A block of data

================================

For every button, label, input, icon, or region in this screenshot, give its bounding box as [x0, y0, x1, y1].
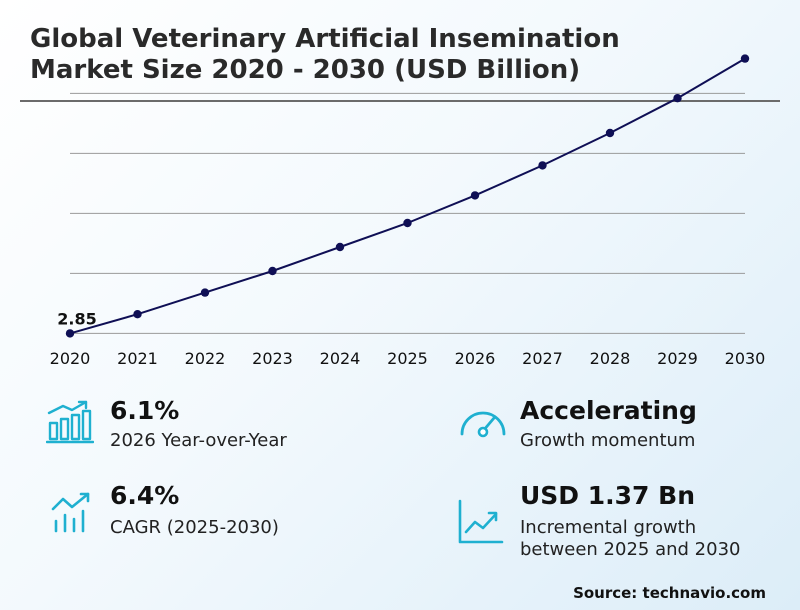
data-point-2028: [605, 128, 615, 138]
data-point-2030: [740, 54, 750, 63]
momentum-description: Growth momentum: [520, 430, 696, 451]
data-label-2020: 2.85: [57, 309, 96, 328]
data-point-2029: [673, 94, 682, 103]
line-chart: 2020 2021 2022 2023 2024 2025 2026 2027 2028 2029…: [50, 54, 766, 368]
incremental-description: Incremental growth between 2025 and 2030: [520, 517, 740, 561]
x-tick-label-2029: 2029: [657, 349, 698, 368]
incremental-value: USD 1.37 Bn: [520, 481, 695, 510]
cagr-value: 6.4%: [110, 481, 180, 510]
title-line-1: Global Veterinary Artificial Inseminatio…: [30, 24, 620, 54]
series-line: [69, 57, 746, 335]
yoy-value: 6.1%: [110, 396, 180, 425]
data-point-2020: [65, 329, 75, 338]
yoy-description: 2026 Year-over-Year: [110, 430, 287, 451]
title-line-2: Market Size 2020 - 2030 (USD Billion): [30, 55, 581, 85]
x-tick-label-2028: 2028: [590, 349, 631, 368]
data-point-2022: [200, 288, 210, 297]
x-tick-label-2030: 2030: [725, 349, 766, 368]
x-tick-label-2020: 2020: [50, 349, 91, 368]
x-tick-label-2021: 2021: [117, 349, 158, 368]
x-tick-label-2027: 2027: [522, 349, 563, 368]
data-point-2026: [470, 191, 480, 200]
data-point-2024: [335, 242, 345, 252]
data-point-2025: [403, 218, 412, 228]
title-divider: [20, 100, 780, 102]
source-credit: Source: technavio.com: [573, 584, 766, 602]
x-tick-label-2022: 2022: [185, 349, 226, 368]
x-tick-label-2023: 2023: [252, 349, 293, 368]
speedometer-icon: [460, 411, 506, 438]
x-tick-label-2024: 2024: [320, 349, 361, 368]
x-tick-label-2026: 2026: [455, 349, 496, 368]
data-point-2023: [268, 266, 277, 276]
momentum-value: Accelerating: [520, 396, 697, 425]
incremental-description-line-1: Incremental growth: [520, 517, 697, 538]
data-point-2027: [538, 161, 547, 170]
x-tick-label-2025: 2025: [387, 349, 428, 368]
data-point-2021: [133, 310, 142, 319]
incremental-description-line-2: between 2025 and 2030: [520, 539, 741, 560]
bar-chart-growth-icon: [46, 400, 94, 444]
cagr-description: CAGR (2025-2030): [110, 517, 279, 538]
chart-title: Global Veterinary Artificial Inseminatio…: [30, 24, 770, 86]
trend-bars-icon: [51, 492, 90, 533]
line-chart-up-icon: [458, 499, 504, 544]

================================

Copy every record in the block of data above word for word, but leave the picture out of your copy.

For every button, label, input, icon, or region in this screenshot, give its bounding box as [x0, y0, x1, y1].
data-point-2028: [605, 128, 615, 138]
data-point-2030: [740, 54, 750, 63]
momentum-description: Growth momentum: [520, 430, 696, 451]
data-label-2020: 2.85: [57, 309, 96, 328]
data-point-2029: [673, 94, 682, 103]
line-chart: 2020 2021 2022 2023 2024 2025 2026 2027 2028 2029…: [50, 54, 766, 368]
incremental-description: Incremental growth between 2025 and 2030: [520, 517, 740, 561]
x-tick-label-2029: 2029: [657, 349, 698, 368]
incremental-value: USD 1.37 Bn: [520, 481, 695, 510]
cagr-value: 6.4%: [110, 481, 180, 510]
title-line-1: Global Veterinary Artificial Inseminatio…: [30, 24, 620, 54]
series-line: [69, 57, 746, 335]
yoy-value: 6.1%: [110, 396, 180, 425]
data-point-2020: [65, 329, 75, 338]
yoy-description: 2026 Year-over-Year: [110, 430, 287, 451]
title-line-2: Market Size 2020 - 2030 (USD Billion): [30, 55, 581, 85]
x-tick-label-2028: 2028: [590, 349, 631, 368]
data-point-2022: [200, 288, 210, 297]
x-tick-label-2030: 2030: [725, 349, 766, 368]
x-tick-label-2020: 2020: [50, 349, 91, 368]
x-tick-label-2021: 2021: [117, 349, 158, 368]
x-tick-label-2027: 2027: [522, 349, 563, 368]
data-point-2026: [470, 191, 480, 200]
data-point-2024: [335, 242, 345, 252]
data-point-2025: [403, 218, 412, 228]
title-divider: [20, 100, 780, 102]
source-credit: Source: technavio.com: [573, 584, 766, 602]
x-tick-label-2022: 2022: [185, 349, 226, 368]
x-tick-label-2023: 2023: [252, 349, 293, 368]
speedometer-icon: [460, 411, 506, 438]
x-tick-label-2024: 2024: [320, 349, 361, 368]
x-tick-label-2026: 2026: [455, 349, 496, 368]
data-point-2023: [268, 266, 277, 276]
momentum-value: Accelerating: [520, 396, 697, 425]
incremental-description-line-1: Incremental growth: [520, 517, 697, 538]
data-point-2027: [538, 161, 547, 170]
x-tick-label-2025: 2025: [387, 349, 428, 368]
data-point-2021: [133, 310, 142, 319]
incremental-description-line-2: between 2025 and 2030: [520, 539, 741, 560]
bar-chart-growth-icon: [46, 400, 94, 444]
cagr-description: CAGR (2025-2030): [110, 517, 279, 538]
chart-title: Global Veterinary Artificial Inseminatio…: [30, 24, 770, 86]
trend-bars-icon: [51, 492, 90, 533]
line-chart-up-icon: [458, 499, 504, 544]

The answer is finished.